Reproduce the items verbatim, from the first line through the line containing "x-tick-label-650: 650 [505,519,555,551]", inclusive.

[Spatial annotation entries]
----
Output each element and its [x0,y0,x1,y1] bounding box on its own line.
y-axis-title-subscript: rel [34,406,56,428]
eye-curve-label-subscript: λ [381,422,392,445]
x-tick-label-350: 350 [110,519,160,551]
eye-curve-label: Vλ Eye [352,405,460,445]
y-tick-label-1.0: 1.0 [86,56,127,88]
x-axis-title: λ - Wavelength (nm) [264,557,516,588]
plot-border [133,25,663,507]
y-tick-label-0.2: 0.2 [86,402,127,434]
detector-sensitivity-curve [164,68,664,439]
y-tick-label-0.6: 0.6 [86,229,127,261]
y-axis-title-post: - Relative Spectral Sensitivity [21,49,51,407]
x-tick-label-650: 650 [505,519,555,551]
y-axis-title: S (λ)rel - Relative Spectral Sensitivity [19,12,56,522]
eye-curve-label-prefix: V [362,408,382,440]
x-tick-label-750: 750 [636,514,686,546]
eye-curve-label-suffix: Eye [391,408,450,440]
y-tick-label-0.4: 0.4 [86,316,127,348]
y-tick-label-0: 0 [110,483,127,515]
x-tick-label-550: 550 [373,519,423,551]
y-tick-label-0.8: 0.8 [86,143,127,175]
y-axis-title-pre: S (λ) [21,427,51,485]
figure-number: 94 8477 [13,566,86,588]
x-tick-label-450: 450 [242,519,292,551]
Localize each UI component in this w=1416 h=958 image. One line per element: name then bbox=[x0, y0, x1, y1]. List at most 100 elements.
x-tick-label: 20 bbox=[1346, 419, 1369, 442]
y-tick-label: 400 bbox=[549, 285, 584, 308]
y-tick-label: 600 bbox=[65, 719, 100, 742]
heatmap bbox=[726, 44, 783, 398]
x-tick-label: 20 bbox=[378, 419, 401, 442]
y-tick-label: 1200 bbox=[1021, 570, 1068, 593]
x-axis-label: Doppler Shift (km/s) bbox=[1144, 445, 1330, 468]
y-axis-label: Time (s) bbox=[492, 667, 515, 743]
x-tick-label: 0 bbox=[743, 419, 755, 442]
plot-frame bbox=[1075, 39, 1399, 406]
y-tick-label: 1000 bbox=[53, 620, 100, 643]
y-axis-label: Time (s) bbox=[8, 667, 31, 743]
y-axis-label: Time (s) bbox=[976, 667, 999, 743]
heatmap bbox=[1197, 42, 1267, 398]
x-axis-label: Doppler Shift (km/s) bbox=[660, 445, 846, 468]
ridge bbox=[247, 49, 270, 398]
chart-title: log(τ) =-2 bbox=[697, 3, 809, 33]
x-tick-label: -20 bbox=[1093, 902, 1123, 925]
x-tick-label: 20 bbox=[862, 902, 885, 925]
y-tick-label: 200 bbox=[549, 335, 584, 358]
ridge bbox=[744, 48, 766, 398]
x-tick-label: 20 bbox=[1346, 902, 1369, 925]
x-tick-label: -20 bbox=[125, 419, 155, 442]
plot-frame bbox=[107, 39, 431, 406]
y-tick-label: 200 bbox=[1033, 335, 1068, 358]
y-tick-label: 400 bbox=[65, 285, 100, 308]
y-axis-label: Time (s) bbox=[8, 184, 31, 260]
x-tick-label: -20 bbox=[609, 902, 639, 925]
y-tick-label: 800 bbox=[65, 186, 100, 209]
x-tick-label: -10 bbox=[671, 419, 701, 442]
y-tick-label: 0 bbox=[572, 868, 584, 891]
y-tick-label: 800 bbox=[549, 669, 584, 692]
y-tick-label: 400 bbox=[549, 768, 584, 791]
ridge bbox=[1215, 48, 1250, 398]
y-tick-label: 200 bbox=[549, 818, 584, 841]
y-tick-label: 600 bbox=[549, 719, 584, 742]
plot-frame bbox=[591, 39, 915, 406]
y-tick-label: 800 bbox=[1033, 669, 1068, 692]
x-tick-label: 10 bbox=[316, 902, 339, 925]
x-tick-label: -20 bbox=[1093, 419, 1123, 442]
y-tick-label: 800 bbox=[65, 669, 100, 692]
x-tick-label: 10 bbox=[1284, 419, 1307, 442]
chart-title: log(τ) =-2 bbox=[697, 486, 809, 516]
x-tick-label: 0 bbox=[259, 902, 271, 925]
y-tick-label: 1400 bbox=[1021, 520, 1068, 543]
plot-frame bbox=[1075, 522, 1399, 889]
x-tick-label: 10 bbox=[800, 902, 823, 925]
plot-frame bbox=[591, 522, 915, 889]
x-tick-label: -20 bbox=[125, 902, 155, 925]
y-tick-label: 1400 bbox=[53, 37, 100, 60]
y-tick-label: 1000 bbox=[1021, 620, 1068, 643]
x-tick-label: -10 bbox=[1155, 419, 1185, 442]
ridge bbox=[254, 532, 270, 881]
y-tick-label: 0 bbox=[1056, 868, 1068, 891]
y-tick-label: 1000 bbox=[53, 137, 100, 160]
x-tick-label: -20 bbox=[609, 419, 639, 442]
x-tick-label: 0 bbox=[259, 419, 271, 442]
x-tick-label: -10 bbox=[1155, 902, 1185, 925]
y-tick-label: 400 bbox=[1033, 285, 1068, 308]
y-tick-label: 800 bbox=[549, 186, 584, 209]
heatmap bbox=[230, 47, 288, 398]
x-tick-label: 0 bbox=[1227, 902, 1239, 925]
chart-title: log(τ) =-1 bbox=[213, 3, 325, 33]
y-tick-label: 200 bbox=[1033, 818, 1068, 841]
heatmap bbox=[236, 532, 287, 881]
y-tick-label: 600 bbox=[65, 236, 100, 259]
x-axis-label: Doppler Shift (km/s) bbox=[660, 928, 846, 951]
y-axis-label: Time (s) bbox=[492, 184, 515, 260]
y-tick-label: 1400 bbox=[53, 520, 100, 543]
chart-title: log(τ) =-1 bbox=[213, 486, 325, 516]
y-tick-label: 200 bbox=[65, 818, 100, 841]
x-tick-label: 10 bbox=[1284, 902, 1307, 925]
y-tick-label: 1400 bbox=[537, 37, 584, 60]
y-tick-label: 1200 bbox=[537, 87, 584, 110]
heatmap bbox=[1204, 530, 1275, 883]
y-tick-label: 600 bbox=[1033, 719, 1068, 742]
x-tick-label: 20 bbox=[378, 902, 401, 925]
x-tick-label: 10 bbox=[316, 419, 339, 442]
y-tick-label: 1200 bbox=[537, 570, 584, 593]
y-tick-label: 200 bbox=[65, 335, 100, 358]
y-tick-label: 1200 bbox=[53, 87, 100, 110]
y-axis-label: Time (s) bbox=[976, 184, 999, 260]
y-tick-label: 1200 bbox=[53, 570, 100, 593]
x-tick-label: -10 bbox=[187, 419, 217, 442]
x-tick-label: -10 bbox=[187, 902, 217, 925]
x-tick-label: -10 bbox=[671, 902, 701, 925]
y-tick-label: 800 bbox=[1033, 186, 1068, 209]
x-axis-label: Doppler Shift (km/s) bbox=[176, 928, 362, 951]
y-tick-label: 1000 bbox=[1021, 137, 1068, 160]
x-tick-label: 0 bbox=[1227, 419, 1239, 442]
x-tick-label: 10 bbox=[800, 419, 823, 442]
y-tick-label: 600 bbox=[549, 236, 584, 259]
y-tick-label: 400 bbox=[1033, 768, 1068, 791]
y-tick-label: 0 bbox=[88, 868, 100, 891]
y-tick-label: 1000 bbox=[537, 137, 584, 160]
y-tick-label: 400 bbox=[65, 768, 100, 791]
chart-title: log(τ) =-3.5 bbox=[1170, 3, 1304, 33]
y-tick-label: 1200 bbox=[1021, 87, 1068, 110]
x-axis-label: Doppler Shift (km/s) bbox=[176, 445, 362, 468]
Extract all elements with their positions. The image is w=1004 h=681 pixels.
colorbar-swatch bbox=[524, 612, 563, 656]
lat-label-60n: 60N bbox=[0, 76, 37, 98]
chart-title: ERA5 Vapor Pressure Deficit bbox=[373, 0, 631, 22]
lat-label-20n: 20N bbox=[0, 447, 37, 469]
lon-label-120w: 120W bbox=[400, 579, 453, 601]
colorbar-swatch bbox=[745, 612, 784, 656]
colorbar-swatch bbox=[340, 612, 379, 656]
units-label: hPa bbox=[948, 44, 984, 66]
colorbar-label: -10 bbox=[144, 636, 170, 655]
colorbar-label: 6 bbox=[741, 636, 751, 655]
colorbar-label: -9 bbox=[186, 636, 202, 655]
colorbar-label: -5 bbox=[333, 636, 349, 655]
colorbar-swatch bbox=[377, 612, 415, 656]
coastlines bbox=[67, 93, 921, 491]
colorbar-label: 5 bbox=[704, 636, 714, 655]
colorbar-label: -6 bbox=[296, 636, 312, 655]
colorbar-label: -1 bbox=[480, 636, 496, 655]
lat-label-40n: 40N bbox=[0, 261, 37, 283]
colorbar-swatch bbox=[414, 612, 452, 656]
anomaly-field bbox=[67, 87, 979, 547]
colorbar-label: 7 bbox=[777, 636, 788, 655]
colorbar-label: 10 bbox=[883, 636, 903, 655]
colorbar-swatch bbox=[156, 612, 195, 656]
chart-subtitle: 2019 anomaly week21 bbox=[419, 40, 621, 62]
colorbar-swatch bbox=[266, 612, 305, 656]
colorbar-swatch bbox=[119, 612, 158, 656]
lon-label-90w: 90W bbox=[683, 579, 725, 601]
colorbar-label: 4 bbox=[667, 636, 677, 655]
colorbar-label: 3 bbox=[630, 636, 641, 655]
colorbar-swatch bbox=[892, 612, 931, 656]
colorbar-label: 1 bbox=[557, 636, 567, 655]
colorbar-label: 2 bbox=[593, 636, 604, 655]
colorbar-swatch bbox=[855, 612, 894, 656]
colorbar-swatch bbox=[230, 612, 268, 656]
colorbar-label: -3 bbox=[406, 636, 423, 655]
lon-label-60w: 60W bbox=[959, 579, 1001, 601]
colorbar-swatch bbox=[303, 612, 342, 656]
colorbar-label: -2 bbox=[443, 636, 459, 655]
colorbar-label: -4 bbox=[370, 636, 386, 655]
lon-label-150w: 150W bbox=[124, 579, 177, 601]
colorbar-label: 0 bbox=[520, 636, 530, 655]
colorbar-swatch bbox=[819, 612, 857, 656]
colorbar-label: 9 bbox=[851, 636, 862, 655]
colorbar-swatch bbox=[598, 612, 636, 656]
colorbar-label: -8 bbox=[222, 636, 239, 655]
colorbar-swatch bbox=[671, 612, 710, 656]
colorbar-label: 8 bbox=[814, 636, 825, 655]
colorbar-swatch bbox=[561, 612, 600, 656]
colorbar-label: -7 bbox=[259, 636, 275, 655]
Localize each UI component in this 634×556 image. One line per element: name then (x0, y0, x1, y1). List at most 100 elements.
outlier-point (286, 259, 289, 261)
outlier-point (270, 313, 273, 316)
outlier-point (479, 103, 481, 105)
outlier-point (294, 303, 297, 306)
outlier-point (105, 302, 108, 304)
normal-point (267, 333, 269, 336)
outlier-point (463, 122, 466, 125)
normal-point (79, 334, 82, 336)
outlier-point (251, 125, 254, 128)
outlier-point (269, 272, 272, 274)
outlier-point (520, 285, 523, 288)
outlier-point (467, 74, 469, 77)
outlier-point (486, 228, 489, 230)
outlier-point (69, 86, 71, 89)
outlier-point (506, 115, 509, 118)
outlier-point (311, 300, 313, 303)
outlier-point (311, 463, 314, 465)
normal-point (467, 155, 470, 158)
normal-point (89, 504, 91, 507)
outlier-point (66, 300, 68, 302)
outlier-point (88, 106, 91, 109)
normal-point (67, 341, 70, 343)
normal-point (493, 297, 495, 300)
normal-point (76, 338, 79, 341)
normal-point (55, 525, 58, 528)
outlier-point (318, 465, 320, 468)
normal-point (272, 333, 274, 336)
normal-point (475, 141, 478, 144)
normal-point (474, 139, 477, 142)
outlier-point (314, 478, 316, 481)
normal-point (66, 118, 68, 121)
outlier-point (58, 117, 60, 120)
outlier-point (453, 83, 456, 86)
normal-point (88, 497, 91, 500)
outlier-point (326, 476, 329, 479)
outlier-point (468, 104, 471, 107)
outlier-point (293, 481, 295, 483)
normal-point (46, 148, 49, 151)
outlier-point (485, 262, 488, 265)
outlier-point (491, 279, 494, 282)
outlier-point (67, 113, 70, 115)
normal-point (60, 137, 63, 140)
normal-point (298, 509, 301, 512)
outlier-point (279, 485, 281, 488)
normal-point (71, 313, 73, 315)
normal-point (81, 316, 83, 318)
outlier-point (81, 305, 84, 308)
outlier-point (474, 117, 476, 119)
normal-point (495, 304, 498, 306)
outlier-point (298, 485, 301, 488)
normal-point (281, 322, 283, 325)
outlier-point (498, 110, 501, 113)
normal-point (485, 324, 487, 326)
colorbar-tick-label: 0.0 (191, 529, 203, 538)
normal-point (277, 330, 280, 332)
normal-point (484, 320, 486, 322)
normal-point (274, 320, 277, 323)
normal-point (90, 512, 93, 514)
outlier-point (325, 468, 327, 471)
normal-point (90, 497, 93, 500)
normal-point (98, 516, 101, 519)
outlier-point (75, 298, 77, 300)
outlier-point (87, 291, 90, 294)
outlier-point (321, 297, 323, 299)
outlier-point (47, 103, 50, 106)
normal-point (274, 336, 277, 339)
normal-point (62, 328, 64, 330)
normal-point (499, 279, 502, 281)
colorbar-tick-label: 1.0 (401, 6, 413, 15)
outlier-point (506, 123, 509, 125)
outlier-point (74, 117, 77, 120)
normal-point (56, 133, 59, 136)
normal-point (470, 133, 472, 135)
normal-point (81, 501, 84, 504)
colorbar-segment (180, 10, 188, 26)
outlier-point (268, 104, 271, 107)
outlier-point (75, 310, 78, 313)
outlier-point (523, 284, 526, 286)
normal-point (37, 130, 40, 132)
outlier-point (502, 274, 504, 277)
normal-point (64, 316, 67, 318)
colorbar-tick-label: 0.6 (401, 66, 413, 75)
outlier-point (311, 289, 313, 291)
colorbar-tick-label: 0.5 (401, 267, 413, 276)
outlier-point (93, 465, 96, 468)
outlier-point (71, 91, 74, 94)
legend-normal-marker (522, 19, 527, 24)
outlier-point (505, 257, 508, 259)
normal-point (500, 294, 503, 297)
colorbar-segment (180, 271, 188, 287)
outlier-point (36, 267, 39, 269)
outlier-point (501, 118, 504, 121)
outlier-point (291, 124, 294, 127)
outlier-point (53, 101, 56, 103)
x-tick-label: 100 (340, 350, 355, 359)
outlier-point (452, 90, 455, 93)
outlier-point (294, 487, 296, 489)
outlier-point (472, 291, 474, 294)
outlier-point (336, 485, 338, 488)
----
Worked solution:
Output each element and its [x0,y0,x1,y1] bounding box on its own line.
y-axis-title-subscript: rel [34,406,56,428]
eye-curve-label-subscript: λ [381,422,392,445]
x-tick-label-350: 350 [110,519,160,551]
eye-curve-label: Vλ Eye [352,405,460,445]
y-tick-label-1.0: 1.0 [86,56,127,88]
x-axis-title: λ - Wavelength (nm) [264,557,516,588]
plot-border [133,25,663,507]
y-tick-label-0.2: 0.2 [86,402,127,434]
detector-sensitivity-curve [164,68,664,439]
y-tick-label-0.6: 0.6 [86,229,127,261]
y-axis-title-post: - Relative Spectral Sensitivity [21,49,51,407]
x-tick-label-650: 650 [505,519,555,551]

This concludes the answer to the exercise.